# Challenge
Check every line below for the word "phút" and show those that hold it.

---

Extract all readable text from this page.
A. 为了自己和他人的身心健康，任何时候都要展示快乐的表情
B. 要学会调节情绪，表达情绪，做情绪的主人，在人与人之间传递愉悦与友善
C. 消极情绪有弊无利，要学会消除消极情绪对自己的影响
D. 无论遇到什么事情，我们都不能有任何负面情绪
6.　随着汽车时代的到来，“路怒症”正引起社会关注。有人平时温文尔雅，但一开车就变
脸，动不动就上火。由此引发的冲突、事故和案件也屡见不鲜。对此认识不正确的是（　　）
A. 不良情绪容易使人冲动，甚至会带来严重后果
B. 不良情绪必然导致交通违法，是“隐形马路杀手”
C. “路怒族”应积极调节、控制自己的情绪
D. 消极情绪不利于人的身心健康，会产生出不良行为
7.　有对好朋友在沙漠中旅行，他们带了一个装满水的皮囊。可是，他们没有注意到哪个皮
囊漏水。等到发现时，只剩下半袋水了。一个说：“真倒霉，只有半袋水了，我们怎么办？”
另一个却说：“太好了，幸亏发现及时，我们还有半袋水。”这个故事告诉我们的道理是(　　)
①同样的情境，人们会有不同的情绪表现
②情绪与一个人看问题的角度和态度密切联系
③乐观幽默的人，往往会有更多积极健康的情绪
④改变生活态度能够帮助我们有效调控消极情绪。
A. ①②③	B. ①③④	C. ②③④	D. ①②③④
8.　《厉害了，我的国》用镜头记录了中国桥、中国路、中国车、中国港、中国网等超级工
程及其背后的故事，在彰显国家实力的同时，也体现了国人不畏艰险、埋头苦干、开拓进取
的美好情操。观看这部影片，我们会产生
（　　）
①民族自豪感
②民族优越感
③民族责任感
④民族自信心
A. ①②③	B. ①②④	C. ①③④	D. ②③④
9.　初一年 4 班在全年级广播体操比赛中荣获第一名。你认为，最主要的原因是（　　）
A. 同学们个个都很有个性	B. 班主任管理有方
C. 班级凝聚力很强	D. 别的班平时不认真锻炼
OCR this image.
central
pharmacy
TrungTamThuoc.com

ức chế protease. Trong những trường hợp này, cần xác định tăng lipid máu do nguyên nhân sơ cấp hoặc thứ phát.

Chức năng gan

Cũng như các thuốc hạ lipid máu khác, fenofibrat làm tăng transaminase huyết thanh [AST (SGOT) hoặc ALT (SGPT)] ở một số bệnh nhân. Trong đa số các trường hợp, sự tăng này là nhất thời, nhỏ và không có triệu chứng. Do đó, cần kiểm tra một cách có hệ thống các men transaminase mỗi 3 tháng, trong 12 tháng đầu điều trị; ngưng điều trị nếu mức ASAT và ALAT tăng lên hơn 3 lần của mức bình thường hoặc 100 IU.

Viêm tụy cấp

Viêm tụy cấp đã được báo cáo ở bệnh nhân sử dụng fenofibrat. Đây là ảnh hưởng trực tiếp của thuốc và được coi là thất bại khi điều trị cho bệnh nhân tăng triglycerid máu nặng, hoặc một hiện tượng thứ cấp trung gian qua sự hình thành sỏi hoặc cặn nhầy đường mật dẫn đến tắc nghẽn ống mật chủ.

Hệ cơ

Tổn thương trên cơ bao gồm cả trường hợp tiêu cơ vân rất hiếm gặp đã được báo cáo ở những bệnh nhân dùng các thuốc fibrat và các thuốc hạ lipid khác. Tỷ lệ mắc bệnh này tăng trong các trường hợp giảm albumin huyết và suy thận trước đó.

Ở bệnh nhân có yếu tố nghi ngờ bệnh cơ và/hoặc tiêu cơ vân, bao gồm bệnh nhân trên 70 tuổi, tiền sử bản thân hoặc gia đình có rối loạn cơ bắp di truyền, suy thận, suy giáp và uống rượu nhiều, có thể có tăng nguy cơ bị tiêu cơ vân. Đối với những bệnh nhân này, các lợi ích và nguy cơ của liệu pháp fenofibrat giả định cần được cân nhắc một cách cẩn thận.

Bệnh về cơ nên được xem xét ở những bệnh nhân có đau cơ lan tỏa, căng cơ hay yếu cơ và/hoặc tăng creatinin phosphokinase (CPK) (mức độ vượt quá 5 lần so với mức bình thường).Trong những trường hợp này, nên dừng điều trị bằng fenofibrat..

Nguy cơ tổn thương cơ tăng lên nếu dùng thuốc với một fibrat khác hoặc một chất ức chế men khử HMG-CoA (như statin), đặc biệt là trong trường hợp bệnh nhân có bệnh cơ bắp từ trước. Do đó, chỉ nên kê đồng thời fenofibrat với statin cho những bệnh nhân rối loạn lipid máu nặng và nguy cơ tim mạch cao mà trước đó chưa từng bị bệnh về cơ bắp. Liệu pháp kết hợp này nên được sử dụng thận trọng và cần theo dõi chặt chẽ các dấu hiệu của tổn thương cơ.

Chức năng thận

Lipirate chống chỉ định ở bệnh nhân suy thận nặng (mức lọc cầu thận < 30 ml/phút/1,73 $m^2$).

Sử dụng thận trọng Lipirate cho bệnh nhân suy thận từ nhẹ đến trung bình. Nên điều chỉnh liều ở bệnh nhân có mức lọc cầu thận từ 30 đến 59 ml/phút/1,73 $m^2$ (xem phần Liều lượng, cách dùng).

---

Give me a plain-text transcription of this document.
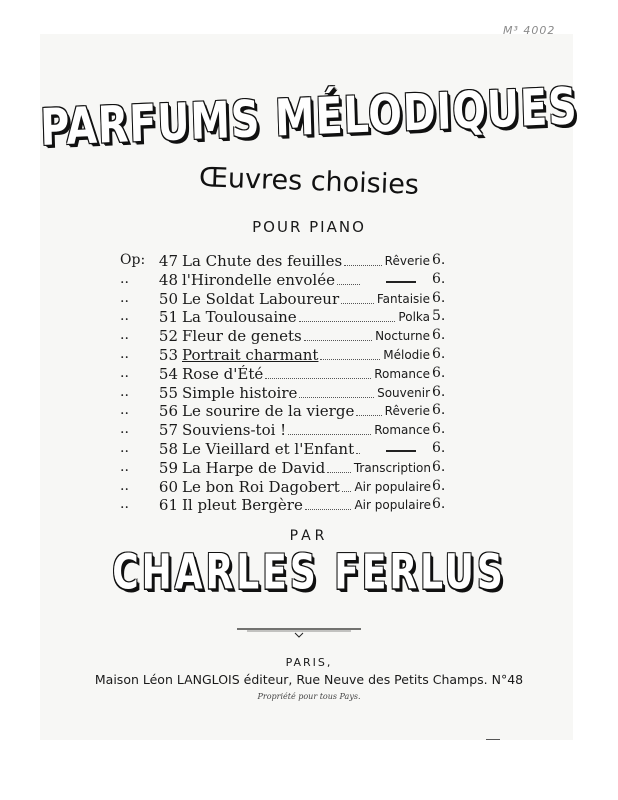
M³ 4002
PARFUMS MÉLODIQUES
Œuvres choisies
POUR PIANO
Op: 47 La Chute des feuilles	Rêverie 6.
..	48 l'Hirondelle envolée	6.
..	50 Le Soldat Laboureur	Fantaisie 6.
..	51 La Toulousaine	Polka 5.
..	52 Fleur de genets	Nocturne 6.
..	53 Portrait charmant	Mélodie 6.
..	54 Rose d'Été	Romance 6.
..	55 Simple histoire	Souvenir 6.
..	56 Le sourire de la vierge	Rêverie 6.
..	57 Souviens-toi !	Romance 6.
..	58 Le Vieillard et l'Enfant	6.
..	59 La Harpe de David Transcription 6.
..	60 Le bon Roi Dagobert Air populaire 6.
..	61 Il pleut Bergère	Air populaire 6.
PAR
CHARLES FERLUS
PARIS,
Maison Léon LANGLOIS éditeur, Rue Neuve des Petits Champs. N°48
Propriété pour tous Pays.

---

# Written solution
Lipirate chống chỉ định ở bệnh nhân suy thận nặng (mức lọc cầu thận < 30 ml/phút/1,73 $m^2$).
Sử dụng thận trọng Lipirate cho bệnh nhân suy thận từ nhẹ đến trung bình. Nên điều chỉnh liều ở bệnh nhân có mức lọc cầu thận từ 30 đến 59 ml/phút/1,73 $m^2$ (xem phần Liều lượng, cách dùng).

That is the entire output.